_WHAT THE TASK REQUIRES_
Reproduce the entries exactly.

_EXERCISE MATERIALS_
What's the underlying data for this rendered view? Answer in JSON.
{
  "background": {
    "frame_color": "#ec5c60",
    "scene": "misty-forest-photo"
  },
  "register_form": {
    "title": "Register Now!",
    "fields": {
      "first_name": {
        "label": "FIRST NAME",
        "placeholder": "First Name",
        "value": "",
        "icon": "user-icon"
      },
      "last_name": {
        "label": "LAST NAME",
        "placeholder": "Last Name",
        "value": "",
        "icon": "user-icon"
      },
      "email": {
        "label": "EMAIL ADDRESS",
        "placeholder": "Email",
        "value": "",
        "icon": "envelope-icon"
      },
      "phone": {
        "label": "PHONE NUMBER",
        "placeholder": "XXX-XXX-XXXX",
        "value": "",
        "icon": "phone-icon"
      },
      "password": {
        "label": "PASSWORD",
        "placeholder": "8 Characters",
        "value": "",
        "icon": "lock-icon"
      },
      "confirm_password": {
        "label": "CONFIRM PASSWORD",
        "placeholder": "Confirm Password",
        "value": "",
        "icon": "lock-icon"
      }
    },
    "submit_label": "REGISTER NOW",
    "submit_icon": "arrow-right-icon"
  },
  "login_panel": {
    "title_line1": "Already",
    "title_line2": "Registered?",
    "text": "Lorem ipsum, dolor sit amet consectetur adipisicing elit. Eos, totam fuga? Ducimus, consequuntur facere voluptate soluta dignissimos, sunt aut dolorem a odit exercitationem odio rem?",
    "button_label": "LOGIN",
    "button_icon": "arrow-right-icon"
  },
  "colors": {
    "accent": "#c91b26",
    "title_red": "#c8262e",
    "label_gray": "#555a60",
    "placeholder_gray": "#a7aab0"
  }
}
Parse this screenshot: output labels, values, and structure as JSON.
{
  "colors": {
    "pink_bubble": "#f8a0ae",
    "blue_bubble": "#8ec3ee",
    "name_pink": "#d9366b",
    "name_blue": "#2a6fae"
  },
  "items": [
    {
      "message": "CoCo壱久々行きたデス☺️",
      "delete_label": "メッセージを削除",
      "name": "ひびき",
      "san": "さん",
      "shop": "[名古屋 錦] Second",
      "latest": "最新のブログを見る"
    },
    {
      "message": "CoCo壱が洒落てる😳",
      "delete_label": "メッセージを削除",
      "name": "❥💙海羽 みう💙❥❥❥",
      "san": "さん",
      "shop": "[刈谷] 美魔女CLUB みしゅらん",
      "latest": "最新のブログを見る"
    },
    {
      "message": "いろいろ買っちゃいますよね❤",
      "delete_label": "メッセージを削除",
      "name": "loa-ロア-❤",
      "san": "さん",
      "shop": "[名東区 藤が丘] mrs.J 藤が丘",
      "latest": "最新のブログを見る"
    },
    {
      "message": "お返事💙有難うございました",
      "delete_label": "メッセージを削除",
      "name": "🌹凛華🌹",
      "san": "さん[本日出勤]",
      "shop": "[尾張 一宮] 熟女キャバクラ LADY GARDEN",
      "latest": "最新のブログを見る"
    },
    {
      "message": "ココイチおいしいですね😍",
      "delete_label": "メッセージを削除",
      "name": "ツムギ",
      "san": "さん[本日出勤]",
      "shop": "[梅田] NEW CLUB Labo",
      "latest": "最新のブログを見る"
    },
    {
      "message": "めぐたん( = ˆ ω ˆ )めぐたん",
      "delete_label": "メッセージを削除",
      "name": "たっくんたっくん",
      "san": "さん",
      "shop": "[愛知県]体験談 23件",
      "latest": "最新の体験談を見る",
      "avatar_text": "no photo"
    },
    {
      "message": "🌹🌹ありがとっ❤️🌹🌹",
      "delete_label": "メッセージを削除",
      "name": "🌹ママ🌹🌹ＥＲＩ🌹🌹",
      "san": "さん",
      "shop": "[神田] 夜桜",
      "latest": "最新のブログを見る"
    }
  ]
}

_COMPLETE ANSWER_
What's the underlying data for this rendered view? Answer in JSON.
{
  "background": {
    "frame_color": "#ec5c60",
    "scene": "misty-forest-photo"
  },
  "register_form": {
    "title": "Register Now!",
    "fields": {
      "first_name": {
        "label": "FIRST NAME",
        "placeholder": "First Name",
        "value": "",
        "icon": "user-icon"
      },
      "last_name": {
        "label": "LAST NAME",
        "placeholder": "Last Name",
        "value": "",
        "icon": "user-icon"
      },
      "email": {
        "label": "EMAIL ADDRESS",
        "placeholder": "Email",
        "value": "",
        "icon": "envelope-icon"
      },
      "phone": {
        "label": "PHONE NUMBER",
        "placeholder": "XXX-XXX-XXXX",
        "value": "",
        "icon": "phone-icon"
      },
      "password": {
        "label": "PASSWORD",
        "placeholder": "8 Characters",
        "value": "",
        "icon": "lock-icon"
      },
      "confirm_password": {
        "label": "CONFIRM PASSWORD",
        "placeholder": "Confirm Password",
        "value": "",
        "icon": "lock-icon"
      }
    },
    "submit_label": "REGISTER NOW",
    "submit_icon": "arrow-right-icon"
  },
  "login_panel": {
    "title_line1": "Already",
    "title_line2": "Registered?",
    "text": "Lorem ipsum, dolor sit amet consectetur adipisicing elit. Eos, totam fuga? Ducimus, consequuntur facere voluptate soluta dignissimos, sunt aut dolorem a odit exercitationem odio rem?",
    "button_label": "LOGIN",
    "button_icon": "arrow-right-icon"
  },
  "colors": {
    "accent": "#c91b26",
    "title_red": "#c8262e",
    "label_gray": "#555a60",
    "placeholder_gray": "#a7aab0"
  }
}
Parse this screenshot: output labels, values, and structure as JSON.
{
  "colors": {
    "pink_bubble": "#f8a0ae",
    "blue_bubble": "#8ec3ee",
    "name_pink": "#d9366b",
    "name_blue": "#2a6fae"
  },
  "items": [
    {
      "message": "CoCo壱久々行きたデス☺️",
      "delete_label": "メッセージを削除",
      "name": "ひびき",
      "san": "さん",
      "shop": "[名古屋 錦] Second",
      "latest": "最新のブログを見る"
    },
    {
      "message": "CoCo壱が洒落てる😳",
      "delete_label": "メッセージを削除",
      "name": "❥💙海羽 みう💙❥❥❥",
      "san": "さん",
      "shop": "[刈谷] 美魔女CLUB みしゅらん",
      "latest": "最新のブログを見る"
    },
    {
      "message": "いろいろ買っちゃいますよね❤",
      "delete_label": "メッセージを削除",
      "name": "loa-ロア-❤",
      "san": "さん",
      "shop": "[名東区 藤が丘] mrs.J 藤が丘",
      "latest": "最新のブログを見る"
    },
    {
      "message": "お返事💙有難うございました",
      "delete_label": "メッセージを削除",
      "name": "🌹凛華🌹",
      "san": "さん[本日出勤]",
      "shop": "[尾張 一宮] 熟女キャバクラ LADY GARDEN",
      "latest": "最新のブログを見る"
    },
    {
      "message": "ココイチおいしいですね😍",
      "delete_label": "メッセージを削除",
      "name": "ツムギ",
      "san": "さん[本日出勤]",
      "shop": "[梅田] NEW CLUB Labo",
      "latest": "最新のブログを見る"
    },
    {
      "message": "めぐたん( = ˆ ω ˆ )めぐたん",
      "delete_label": "メッセージを削除",
      "name": "たっくんたっくん",
      "san": "さん",
      "shop": "[愛知県]体験談 23件",
      "latest": "最新の体験談を見る",
      "avatar_text": "no photo"
    },
    {
      "message": "🌹🌹ありがとっ❤️🌹🌹",
      "delete_label": "メッセージを削除",
      "name": "🌹ママ🌹🌹ＥＲＩ🌹🌹",
      "san": "さん",
      "shop": "[神田] 夜桜",
      "latest": "最新のブログを見る"
    }
  ]
}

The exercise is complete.